====== PROVIDED MATERIAL

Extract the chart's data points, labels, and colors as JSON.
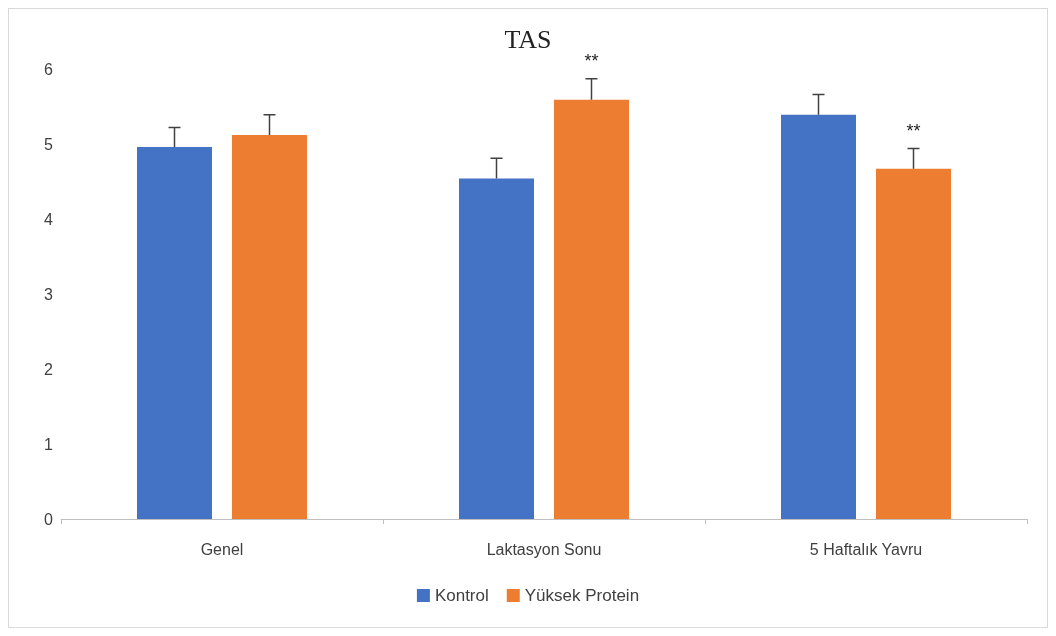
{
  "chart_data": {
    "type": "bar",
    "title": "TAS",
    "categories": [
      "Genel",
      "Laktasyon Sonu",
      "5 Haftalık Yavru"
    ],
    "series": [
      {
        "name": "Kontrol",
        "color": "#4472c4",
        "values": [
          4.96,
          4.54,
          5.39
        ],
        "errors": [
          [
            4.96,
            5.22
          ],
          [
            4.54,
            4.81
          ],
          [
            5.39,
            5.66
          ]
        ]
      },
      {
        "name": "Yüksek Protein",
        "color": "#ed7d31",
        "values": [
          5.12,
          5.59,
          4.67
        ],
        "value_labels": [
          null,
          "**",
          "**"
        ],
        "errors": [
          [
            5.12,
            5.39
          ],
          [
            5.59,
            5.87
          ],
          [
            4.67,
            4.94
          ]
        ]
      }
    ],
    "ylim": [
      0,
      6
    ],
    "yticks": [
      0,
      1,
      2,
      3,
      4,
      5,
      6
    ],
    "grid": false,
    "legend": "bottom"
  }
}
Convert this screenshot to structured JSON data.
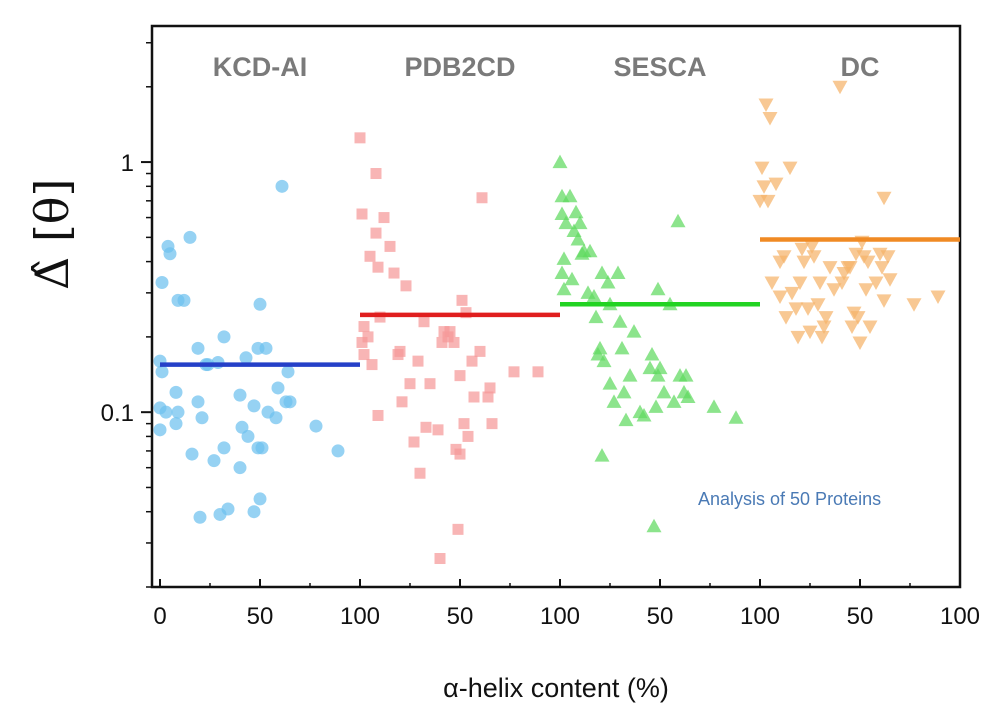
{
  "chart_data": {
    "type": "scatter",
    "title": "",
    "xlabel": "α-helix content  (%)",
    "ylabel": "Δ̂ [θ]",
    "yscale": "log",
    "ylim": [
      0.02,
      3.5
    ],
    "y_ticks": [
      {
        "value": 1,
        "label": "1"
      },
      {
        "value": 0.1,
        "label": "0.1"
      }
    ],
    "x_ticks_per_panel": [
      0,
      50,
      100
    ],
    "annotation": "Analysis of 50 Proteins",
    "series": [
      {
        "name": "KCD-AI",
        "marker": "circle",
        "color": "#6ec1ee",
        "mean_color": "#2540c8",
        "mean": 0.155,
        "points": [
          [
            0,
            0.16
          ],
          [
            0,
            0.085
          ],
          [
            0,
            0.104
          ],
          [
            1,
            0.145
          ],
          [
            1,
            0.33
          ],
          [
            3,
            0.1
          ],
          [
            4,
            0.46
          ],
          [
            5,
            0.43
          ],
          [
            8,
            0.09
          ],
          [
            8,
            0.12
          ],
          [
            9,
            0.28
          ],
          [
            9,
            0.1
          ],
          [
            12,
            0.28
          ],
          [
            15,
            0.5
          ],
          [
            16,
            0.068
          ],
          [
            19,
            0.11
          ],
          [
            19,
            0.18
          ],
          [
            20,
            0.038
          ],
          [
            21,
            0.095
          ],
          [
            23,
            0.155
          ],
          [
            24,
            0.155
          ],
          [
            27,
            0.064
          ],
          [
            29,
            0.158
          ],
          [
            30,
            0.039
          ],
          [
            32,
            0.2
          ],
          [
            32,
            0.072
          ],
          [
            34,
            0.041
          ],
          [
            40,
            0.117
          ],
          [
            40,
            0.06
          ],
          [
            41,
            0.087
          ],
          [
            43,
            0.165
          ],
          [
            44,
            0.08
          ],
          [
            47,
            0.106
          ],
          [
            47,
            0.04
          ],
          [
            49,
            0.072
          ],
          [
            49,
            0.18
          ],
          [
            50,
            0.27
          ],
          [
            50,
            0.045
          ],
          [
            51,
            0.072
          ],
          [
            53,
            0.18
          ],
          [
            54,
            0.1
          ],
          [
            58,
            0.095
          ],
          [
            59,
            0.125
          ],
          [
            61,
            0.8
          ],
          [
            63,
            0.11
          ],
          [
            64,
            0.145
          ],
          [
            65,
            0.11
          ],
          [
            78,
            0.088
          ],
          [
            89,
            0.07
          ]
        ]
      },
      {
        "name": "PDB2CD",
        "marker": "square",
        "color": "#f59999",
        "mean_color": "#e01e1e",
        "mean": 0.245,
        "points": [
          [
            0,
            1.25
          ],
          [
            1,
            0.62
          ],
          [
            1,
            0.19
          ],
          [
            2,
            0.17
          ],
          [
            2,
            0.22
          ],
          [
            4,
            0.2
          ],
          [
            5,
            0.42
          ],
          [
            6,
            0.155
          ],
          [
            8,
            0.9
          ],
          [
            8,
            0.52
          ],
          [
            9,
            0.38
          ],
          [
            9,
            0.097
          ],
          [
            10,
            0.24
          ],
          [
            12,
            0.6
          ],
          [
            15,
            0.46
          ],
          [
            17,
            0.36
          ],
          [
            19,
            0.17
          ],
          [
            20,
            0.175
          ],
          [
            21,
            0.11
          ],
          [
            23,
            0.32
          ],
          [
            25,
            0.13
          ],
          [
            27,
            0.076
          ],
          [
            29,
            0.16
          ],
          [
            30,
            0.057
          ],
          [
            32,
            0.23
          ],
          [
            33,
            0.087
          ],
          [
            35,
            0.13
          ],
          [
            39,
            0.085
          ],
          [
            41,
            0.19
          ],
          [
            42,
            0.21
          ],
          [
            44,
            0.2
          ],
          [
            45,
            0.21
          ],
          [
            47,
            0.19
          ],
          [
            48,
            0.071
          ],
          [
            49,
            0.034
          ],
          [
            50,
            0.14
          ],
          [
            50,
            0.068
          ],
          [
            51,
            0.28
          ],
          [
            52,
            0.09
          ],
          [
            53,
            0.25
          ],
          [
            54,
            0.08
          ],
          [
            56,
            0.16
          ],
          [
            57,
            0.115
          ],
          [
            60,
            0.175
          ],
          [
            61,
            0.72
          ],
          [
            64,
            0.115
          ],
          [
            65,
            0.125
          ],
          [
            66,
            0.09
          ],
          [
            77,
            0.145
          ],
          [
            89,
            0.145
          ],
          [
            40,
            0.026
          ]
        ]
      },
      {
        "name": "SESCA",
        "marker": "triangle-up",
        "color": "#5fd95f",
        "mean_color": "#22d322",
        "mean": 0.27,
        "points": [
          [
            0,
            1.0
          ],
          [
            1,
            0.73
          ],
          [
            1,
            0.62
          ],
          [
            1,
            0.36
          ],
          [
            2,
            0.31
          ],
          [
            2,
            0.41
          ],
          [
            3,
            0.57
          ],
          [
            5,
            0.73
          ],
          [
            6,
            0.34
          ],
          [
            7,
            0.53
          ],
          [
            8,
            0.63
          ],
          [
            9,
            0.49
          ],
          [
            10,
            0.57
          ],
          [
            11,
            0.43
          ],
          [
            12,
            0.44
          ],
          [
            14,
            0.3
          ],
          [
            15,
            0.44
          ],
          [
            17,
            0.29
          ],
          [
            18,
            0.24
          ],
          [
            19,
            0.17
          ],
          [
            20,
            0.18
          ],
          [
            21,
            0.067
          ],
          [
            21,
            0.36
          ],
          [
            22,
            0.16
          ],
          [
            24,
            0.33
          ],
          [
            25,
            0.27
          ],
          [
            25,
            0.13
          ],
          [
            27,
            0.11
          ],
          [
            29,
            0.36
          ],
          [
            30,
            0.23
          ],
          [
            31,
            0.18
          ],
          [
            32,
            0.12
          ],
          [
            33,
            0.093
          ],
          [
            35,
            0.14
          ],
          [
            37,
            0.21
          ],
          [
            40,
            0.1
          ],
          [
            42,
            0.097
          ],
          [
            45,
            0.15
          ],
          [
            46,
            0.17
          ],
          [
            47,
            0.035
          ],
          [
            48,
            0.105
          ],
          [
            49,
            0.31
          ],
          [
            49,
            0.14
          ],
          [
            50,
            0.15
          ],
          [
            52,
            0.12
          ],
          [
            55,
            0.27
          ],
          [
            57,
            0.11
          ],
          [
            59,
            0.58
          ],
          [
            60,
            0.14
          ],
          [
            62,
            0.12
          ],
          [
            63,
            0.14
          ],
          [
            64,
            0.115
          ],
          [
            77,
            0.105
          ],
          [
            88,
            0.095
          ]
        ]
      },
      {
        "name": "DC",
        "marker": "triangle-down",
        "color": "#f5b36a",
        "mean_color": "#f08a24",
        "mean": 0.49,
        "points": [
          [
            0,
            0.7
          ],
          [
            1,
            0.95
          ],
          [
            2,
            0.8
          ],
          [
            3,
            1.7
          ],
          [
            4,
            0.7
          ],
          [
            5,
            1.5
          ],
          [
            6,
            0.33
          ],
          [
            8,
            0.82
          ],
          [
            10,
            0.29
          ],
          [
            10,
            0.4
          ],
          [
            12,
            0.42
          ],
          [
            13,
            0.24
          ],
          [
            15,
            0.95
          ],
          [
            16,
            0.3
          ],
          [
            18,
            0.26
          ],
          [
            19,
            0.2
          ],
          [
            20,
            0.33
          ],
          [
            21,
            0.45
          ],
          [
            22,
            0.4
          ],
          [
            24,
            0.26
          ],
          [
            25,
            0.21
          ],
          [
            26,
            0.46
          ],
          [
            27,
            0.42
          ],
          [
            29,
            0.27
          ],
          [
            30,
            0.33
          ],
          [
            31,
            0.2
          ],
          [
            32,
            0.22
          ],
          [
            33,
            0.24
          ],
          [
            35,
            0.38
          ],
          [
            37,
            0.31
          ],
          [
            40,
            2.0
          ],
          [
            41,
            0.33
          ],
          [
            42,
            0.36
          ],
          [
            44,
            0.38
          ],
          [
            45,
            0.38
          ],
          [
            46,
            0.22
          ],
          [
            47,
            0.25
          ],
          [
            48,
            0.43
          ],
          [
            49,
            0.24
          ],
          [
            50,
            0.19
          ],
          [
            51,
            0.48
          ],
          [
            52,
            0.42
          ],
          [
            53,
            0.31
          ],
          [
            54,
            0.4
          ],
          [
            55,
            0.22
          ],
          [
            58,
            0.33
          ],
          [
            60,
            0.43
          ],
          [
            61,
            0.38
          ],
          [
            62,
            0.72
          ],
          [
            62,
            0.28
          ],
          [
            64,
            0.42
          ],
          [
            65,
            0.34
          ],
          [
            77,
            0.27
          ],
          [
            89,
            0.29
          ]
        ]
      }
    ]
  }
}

============
====== PROVIDED MATERIAL

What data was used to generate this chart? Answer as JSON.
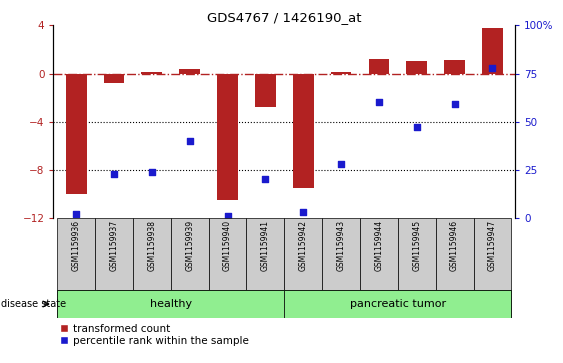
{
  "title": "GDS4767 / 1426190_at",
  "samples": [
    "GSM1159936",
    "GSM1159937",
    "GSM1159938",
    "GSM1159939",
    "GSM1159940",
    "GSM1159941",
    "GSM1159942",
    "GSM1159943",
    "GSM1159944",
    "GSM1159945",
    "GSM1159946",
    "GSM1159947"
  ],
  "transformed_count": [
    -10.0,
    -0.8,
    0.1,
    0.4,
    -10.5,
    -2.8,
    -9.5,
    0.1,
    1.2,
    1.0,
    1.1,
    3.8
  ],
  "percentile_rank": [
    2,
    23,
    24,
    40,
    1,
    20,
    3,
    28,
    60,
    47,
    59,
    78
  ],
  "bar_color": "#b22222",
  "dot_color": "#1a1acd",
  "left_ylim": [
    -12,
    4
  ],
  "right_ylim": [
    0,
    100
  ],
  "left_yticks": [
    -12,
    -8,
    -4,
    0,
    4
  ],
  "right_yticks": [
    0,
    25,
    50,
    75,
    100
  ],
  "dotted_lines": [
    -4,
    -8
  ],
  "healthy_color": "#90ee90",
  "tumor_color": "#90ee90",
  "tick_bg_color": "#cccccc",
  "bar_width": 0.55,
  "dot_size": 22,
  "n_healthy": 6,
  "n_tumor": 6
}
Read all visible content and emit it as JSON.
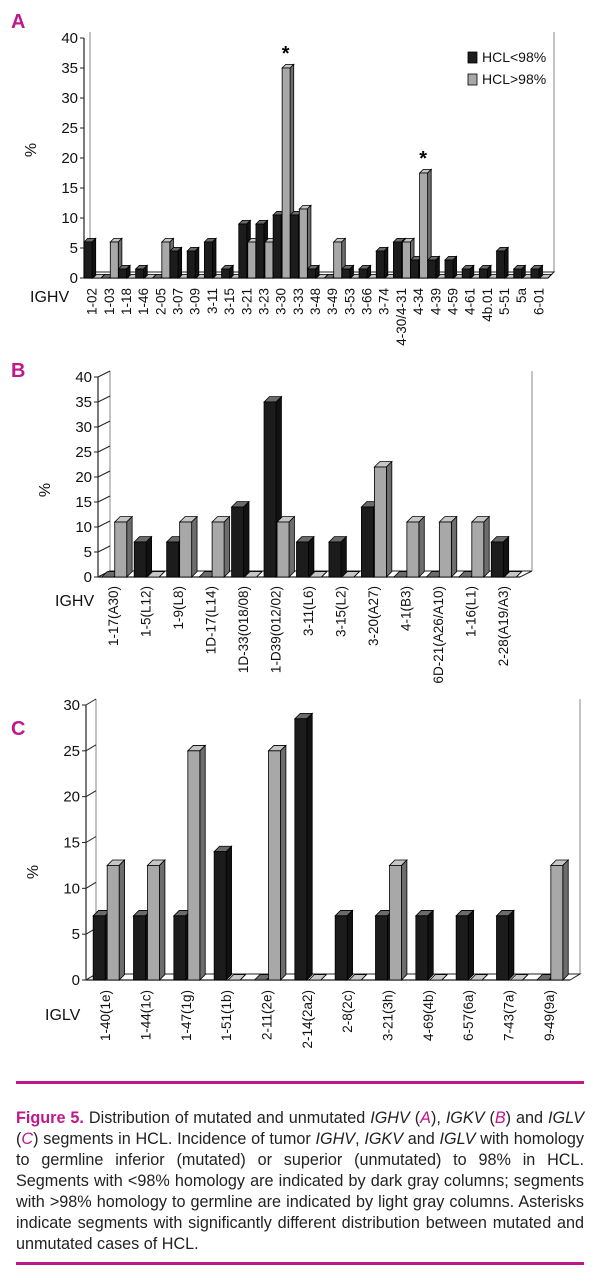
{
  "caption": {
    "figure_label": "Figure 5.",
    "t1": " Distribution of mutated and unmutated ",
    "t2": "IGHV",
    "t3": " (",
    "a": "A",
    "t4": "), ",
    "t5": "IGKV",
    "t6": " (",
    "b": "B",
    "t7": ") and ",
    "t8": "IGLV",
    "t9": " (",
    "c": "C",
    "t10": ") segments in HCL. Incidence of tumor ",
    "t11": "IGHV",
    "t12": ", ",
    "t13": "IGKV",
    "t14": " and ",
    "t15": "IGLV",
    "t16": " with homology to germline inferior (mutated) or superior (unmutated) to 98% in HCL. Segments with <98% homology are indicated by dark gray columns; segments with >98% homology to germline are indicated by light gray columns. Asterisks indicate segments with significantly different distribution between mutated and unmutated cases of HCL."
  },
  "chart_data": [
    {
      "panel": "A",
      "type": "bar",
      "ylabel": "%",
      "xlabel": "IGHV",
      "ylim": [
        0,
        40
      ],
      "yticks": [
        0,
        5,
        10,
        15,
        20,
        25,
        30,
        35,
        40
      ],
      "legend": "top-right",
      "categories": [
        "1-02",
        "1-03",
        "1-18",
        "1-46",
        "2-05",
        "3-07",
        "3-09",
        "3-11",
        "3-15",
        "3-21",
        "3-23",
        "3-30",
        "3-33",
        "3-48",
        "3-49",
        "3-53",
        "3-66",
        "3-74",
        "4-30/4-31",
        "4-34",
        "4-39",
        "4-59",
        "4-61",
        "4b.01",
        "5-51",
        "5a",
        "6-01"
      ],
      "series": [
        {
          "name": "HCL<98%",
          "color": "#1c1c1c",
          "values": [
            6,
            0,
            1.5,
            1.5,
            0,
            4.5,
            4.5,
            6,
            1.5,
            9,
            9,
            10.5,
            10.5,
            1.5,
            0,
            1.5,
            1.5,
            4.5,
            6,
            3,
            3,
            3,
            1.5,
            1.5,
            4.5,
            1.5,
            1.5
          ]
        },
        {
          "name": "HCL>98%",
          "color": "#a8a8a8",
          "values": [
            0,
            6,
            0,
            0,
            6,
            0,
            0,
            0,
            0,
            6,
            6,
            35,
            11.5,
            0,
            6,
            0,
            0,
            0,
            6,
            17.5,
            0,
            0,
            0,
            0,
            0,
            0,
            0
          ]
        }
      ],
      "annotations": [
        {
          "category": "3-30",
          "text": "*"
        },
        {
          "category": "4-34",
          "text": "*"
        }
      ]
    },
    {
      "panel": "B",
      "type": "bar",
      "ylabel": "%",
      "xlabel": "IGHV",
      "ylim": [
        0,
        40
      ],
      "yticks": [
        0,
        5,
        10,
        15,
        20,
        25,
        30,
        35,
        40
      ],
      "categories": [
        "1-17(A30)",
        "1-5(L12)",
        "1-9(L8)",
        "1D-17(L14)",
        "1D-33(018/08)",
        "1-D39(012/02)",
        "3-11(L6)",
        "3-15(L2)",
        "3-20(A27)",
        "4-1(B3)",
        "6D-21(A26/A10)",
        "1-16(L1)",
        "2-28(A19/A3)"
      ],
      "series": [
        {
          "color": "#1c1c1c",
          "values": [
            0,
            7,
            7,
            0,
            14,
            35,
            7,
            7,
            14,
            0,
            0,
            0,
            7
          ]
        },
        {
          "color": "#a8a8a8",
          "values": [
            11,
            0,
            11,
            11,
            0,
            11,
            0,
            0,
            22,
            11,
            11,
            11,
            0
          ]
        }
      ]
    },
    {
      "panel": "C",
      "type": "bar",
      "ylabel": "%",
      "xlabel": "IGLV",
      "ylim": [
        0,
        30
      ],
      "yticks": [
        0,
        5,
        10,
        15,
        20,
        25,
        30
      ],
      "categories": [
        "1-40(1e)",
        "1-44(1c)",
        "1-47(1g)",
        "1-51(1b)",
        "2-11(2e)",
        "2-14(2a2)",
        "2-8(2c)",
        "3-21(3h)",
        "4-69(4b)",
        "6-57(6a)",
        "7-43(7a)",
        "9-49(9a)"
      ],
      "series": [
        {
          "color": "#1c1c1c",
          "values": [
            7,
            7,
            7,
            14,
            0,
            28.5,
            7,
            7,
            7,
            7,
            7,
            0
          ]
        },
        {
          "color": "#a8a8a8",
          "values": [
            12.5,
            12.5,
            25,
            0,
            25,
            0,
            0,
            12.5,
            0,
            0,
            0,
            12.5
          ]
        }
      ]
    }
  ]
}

============

TASK DESCRIPTION:
If a line in the material holds "unmutated", copy it.

EXERCISE ANSWER:
    "t1": " Distribution of mutated and unmutated ",
    "t16": " with homology to germline inferior (mutated) or superior (unmutated) to 98% in HCL. Segments with <98% homology are indicated by dark gray columns; segments with >98% homology to germline are indicated by light gray columns. Asterisks indicate segments with significantly different distribution between mutated and unmutated cases of HCL."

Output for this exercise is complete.